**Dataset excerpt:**
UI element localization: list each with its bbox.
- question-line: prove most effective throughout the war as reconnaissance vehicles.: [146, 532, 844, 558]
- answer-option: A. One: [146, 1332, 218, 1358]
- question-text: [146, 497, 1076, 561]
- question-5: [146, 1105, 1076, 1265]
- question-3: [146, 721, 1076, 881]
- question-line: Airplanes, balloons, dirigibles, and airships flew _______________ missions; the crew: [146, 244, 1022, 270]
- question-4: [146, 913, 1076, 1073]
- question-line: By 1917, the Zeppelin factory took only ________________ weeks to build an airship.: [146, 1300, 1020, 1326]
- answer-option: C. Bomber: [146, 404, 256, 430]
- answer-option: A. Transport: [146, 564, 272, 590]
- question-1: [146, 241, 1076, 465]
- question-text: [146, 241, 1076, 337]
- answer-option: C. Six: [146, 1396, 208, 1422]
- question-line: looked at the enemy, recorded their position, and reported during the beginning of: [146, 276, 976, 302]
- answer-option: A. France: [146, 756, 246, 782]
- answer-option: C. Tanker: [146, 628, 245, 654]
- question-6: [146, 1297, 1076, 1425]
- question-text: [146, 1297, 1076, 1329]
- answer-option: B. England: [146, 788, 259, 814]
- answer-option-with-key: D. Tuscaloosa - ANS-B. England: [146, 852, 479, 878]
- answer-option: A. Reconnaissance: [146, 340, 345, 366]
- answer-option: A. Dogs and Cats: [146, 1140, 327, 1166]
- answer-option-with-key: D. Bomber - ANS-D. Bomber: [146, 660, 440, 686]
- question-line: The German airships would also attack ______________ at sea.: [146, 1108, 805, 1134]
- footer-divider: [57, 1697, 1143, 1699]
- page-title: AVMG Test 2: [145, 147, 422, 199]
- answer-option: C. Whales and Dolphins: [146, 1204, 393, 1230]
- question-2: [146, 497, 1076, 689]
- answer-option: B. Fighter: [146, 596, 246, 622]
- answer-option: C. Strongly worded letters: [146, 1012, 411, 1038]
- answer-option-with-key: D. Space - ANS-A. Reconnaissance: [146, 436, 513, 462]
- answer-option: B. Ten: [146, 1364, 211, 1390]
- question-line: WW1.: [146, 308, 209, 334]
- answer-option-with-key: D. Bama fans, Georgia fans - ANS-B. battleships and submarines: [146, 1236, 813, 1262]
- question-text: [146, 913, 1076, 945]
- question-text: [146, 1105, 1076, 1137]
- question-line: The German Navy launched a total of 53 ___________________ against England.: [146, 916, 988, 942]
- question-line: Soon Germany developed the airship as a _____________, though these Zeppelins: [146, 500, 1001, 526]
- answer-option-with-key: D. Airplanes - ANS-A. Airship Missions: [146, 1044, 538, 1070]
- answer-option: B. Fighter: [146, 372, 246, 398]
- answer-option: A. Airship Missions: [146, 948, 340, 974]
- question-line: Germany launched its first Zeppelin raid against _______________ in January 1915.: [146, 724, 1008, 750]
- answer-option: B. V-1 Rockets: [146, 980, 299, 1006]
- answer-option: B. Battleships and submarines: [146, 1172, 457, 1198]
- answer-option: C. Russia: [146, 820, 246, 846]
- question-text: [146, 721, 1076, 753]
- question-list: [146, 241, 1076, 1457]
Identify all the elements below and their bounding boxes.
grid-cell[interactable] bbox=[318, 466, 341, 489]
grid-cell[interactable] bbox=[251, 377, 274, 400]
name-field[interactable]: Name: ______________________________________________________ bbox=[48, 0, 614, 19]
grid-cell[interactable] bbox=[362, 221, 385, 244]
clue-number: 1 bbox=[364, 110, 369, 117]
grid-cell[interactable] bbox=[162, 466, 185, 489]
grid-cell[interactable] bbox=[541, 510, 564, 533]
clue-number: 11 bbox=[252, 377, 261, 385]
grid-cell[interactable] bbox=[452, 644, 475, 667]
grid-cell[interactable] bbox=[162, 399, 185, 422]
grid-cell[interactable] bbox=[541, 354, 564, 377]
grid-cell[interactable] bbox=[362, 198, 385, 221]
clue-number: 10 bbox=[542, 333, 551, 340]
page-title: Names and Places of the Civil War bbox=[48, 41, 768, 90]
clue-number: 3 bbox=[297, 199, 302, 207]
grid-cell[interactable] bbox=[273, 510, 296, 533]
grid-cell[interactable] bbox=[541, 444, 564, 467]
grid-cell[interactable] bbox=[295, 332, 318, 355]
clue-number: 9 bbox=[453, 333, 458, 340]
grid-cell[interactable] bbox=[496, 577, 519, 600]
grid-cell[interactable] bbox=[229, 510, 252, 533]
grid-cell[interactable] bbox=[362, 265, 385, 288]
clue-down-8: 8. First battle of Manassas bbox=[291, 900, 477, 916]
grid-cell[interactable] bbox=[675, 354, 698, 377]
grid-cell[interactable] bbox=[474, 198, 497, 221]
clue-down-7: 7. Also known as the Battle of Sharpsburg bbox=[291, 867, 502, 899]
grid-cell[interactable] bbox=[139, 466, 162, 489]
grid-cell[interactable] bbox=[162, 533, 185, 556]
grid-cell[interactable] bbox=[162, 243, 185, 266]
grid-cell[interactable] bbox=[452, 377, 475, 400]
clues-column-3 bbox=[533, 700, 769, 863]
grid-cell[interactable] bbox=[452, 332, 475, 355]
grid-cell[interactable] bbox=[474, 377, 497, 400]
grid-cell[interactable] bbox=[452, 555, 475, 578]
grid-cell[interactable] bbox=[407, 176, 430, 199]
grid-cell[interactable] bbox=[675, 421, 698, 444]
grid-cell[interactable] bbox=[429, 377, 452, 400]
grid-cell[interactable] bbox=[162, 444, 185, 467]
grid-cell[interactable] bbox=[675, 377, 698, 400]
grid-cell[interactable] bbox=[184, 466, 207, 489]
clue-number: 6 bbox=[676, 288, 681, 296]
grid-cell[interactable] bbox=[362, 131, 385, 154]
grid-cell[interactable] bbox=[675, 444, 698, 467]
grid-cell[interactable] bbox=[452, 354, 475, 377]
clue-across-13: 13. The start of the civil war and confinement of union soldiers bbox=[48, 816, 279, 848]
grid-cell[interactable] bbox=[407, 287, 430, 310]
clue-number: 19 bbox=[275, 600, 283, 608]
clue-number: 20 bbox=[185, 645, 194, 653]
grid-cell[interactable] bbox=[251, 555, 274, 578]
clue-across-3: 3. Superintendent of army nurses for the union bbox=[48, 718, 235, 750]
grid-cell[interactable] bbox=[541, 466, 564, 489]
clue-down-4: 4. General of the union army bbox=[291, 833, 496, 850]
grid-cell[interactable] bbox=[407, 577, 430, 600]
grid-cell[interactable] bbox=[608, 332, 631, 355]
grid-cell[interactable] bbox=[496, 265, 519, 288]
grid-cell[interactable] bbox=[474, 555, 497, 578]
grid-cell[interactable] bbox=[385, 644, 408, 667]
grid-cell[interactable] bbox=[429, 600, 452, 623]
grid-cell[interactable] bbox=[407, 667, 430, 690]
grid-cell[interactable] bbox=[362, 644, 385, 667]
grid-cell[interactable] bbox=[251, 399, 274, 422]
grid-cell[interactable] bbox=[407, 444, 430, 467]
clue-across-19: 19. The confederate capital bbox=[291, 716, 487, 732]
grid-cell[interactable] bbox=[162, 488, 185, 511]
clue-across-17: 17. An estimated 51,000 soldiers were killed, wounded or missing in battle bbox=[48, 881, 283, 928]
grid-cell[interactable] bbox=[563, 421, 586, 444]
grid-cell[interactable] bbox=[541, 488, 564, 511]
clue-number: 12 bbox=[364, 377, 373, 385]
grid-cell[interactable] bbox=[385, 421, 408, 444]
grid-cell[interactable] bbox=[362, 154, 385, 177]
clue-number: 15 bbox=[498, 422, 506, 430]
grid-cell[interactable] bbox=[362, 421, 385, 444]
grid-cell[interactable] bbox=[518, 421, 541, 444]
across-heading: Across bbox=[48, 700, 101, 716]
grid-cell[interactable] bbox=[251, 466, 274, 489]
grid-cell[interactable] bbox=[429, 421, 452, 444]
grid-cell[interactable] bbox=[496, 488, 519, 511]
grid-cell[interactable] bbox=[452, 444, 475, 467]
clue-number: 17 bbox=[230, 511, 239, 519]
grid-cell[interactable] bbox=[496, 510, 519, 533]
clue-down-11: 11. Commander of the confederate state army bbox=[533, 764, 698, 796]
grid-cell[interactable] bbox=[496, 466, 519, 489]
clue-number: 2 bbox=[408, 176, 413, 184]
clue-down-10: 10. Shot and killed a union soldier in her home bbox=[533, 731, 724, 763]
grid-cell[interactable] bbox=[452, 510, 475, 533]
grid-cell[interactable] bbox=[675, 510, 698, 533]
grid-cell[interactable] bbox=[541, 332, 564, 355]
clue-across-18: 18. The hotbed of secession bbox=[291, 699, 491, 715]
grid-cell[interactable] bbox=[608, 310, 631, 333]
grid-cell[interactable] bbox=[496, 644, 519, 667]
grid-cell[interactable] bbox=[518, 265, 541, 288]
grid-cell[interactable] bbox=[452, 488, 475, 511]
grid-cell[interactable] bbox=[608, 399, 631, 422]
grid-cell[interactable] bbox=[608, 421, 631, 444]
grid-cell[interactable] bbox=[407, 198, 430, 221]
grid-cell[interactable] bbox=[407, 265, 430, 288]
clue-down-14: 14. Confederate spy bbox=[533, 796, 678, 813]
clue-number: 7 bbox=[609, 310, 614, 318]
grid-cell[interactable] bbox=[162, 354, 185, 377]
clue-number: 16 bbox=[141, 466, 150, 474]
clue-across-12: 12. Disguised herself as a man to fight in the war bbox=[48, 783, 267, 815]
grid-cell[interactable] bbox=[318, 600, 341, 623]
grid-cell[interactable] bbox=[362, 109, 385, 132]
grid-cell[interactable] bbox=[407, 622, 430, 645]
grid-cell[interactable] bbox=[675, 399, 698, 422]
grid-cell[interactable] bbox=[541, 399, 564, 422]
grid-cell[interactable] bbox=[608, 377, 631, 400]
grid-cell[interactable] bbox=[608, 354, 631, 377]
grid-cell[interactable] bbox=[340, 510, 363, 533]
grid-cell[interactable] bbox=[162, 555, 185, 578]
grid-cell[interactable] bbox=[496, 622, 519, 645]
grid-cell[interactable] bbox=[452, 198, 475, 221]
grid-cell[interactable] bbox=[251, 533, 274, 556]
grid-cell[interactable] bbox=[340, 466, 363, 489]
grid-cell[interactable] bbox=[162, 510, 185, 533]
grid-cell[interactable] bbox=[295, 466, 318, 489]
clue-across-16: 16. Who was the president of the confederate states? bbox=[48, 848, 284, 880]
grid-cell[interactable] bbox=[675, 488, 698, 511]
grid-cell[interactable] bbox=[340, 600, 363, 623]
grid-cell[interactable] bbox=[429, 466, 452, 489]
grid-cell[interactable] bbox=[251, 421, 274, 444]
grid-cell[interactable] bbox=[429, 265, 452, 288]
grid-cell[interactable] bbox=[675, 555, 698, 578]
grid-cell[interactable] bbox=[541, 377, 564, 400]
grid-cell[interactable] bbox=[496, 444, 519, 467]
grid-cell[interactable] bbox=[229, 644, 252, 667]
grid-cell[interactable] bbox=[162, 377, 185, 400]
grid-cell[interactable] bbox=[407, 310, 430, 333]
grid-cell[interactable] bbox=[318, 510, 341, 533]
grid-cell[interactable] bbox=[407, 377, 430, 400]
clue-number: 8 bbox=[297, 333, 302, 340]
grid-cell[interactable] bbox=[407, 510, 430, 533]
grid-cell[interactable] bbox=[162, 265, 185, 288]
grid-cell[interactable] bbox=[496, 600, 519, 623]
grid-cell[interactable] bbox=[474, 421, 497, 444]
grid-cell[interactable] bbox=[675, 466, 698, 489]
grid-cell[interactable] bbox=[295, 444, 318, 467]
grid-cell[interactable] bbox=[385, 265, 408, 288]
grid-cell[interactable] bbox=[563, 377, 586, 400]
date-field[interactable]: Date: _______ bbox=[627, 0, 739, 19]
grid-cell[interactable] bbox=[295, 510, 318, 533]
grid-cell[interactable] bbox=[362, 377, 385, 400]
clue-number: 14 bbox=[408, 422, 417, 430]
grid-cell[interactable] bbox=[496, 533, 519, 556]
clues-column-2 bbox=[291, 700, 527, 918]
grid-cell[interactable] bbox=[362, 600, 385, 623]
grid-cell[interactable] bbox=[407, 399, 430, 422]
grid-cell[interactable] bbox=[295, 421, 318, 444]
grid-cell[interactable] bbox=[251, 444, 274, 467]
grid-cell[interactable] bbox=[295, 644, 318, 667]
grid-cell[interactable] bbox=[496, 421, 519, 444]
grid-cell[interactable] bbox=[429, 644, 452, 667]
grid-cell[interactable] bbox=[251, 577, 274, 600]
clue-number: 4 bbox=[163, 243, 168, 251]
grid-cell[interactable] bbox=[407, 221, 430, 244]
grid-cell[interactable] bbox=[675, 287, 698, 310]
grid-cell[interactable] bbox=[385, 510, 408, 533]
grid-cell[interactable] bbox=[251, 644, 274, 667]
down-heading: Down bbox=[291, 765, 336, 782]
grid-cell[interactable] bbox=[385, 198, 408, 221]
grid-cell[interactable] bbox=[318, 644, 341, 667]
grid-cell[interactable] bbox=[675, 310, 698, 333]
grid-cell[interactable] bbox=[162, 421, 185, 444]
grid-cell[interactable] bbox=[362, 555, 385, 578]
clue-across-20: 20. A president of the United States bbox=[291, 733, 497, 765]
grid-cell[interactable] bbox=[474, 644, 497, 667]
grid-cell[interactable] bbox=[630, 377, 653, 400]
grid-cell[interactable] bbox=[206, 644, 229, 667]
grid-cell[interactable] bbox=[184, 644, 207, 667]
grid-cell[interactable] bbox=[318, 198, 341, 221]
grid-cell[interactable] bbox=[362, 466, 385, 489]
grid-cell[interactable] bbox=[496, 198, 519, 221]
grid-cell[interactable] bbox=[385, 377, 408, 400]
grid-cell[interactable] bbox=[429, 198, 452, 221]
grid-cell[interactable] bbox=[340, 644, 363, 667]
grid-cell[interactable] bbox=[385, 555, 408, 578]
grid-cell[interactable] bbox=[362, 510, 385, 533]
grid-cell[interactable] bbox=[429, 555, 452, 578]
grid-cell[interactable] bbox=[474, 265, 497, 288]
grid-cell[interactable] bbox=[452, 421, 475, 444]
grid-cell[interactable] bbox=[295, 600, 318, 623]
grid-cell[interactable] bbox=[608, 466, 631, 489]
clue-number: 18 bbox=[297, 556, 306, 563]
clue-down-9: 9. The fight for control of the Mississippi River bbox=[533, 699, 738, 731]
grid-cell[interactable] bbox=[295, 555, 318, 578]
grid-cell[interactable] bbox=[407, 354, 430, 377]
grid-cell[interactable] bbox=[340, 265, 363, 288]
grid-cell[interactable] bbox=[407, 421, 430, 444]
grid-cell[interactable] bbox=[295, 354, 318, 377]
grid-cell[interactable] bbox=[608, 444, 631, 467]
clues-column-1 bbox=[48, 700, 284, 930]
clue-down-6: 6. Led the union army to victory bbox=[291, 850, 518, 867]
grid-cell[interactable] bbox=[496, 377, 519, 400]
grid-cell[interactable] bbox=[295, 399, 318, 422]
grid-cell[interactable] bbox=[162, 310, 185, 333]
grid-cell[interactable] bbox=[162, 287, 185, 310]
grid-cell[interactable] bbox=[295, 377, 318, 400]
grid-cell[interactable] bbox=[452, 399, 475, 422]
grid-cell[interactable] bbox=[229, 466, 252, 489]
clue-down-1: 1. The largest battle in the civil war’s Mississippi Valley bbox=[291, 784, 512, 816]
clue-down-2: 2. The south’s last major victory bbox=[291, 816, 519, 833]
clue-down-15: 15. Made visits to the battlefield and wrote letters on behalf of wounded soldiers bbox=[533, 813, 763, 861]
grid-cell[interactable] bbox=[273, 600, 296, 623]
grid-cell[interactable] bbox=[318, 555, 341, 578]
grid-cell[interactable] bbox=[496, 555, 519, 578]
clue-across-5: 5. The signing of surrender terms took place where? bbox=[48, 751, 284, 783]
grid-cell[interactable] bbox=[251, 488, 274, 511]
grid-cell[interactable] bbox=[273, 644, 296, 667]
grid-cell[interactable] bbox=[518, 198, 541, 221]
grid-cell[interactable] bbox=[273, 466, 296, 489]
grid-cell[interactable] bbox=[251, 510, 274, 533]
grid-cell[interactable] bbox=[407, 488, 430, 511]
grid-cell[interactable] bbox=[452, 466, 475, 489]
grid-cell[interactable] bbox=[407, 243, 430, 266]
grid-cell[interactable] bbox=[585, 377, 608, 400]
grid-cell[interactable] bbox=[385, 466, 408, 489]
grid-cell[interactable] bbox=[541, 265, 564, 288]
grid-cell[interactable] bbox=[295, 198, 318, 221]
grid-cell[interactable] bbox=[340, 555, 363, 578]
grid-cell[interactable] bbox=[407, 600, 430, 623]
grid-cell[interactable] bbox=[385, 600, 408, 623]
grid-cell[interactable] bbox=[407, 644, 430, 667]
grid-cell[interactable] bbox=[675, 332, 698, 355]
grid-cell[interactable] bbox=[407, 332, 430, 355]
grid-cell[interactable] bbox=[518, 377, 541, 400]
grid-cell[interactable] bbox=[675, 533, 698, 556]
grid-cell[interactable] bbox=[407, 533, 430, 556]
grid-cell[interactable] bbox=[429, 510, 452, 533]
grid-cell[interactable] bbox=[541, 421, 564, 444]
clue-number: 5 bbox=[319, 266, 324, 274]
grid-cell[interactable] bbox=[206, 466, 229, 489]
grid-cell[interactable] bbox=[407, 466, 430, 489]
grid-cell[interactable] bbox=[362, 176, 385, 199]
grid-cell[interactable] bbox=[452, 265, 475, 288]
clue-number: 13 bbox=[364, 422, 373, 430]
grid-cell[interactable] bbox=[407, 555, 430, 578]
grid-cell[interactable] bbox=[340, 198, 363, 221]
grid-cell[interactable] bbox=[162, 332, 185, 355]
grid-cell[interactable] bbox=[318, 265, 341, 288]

**Instructions to follow:** Quote the lines from the start of the dataset excerpt through the line containing "- answer-option: C. Six: [146, 1396, 208, 1422]", including both of those lines.

**In response:**
UI element localization: list each with its bbox.
- question-line: prove most effective throughout the war as reconnaissance vehicles.: [146, 532, 844, 558]
- answer-option: A. One: [146, 1332, 218, 1358]
- question-text: [146, 497, 1076, 561]
- question-5: [146, 1105, 1076, 1265]
- question-3: [146, 721, 1076, 881]
- question-line: Airplanes, balloons, dirigibles, and airships flew _______________ missions; the crew: [146, 244, 1022, 270]
- question-4: [146, 913, 1076, 1073]
- question-line: By 1917, the Zeppelin factory took only ________________ weeks to build an airship.: [146, 1300, 1020, 1326]
- answer-option: C. Bomber: [146, 404, 256, 430]
- answer-option: A. Transport: [146, 564, 272, 590]
- question-1: [146, 241, 1076, 465]
- question-text: [146, 241, 1076, 337]
- answer-option: C. Six: [146, 1396, 208, 1422]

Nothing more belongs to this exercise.